Rows from a figure dataset:
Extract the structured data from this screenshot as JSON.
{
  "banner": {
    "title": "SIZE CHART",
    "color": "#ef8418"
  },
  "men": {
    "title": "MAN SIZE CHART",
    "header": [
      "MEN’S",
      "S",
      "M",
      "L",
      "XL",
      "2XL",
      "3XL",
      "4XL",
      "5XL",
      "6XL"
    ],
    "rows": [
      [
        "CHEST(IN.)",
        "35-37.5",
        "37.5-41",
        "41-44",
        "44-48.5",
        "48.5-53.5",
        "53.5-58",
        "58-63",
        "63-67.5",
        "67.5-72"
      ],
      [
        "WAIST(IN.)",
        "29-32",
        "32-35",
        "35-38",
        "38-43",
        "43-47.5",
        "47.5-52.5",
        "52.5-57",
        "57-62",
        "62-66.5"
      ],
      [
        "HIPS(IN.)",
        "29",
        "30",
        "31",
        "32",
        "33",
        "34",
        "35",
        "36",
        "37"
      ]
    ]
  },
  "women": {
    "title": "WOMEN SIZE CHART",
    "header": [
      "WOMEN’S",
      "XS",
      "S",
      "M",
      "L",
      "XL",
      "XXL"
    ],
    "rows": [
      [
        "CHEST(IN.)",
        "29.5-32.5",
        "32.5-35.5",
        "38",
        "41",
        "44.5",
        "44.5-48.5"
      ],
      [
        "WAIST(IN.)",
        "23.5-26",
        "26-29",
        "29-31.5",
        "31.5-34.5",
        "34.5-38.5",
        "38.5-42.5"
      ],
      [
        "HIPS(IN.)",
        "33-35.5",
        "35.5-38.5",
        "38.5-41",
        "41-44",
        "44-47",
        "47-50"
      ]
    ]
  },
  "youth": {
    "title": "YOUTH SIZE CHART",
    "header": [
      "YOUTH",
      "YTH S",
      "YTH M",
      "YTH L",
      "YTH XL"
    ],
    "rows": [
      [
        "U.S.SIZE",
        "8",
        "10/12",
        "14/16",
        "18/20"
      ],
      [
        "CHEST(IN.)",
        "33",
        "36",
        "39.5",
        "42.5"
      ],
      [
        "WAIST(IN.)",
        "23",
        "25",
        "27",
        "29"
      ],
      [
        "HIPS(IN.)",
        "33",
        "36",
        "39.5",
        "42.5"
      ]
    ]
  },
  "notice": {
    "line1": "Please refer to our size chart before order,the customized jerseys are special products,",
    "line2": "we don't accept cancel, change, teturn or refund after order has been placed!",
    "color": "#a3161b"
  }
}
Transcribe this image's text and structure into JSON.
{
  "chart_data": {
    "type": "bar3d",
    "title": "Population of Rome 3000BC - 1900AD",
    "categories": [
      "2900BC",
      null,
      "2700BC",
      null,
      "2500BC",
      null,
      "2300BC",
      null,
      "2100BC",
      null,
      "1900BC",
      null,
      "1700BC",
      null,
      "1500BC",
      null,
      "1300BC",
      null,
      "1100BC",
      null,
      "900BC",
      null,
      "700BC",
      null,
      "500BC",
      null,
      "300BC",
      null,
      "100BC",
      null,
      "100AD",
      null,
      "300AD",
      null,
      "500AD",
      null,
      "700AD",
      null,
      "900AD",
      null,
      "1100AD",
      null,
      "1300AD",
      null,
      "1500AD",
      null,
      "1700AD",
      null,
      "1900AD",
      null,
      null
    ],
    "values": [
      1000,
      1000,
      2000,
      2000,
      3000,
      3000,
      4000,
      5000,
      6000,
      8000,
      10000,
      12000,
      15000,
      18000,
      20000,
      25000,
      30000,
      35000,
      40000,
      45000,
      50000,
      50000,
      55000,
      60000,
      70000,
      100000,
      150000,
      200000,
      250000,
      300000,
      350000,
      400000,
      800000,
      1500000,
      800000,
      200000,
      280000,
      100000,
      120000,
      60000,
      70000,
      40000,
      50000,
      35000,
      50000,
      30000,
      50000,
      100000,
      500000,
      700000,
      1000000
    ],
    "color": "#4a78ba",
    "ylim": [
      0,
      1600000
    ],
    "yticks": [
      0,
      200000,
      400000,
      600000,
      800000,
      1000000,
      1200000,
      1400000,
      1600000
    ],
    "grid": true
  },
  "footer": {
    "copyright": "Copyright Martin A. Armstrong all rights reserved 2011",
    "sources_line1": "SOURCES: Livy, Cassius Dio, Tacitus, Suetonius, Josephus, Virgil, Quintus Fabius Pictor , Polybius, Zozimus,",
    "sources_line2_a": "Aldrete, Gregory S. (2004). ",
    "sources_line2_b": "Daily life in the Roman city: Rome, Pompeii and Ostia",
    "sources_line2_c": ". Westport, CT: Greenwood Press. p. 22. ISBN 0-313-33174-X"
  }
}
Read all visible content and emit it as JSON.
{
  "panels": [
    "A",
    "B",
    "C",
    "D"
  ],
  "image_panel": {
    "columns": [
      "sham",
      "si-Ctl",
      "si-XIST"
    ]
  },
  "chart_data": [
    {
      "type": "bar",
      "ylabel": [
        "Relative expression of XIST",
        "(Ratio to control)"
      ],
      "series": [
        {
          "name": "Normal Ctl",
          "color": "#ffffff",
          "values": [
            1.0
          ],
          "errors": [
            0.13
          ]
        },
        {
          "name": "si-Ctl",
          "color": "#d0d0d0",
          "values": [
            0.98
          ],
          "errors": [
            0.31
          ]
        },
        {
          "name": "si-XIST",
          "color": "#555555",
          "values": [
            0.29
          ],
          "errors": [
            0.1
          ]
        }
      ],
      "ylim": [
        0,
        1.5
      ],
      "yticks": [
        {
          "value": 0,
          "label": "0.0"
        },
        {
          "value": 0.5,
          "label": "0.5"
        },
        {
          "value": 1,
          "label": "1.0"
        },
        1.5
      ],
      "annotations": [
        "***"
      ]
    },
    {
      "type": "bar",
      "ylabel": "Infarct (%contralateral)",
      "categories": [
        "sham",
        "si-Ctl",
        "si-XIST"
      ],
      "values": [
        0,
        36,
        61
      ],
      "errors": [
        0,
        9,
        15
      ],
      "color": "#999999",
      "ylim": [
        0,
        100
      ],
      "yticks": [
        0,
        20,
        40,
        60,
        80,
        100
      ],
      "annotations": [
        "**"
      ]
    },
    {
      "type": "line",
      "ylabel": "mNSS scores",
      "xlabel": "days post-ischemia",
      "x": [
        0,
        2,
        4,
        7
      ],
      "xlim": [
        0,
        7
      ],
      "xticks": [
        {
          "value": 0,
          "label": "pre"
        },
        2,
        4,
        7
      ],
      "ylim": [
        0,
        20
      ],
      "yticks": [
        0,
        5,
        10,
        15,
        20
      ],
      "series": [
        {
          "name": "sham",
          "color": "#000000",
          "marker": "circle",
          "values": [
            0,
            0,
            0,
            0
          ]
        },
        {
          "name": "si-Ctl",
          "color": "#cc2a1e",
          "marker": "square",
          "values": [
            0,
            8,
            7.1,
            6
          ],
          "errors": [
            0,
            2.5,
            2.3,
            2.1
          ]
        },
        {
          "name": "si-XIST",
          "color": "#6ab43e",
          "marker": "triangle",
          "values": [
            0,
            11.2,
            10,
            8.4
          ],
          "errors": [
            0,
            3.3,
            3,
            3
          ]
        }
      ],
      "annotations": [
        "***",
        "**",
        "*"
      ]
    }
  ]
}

### WHAT IS REQUIRED
What is the number of lines containing "Rome"? Give that number only.

### RESULT BELOW
2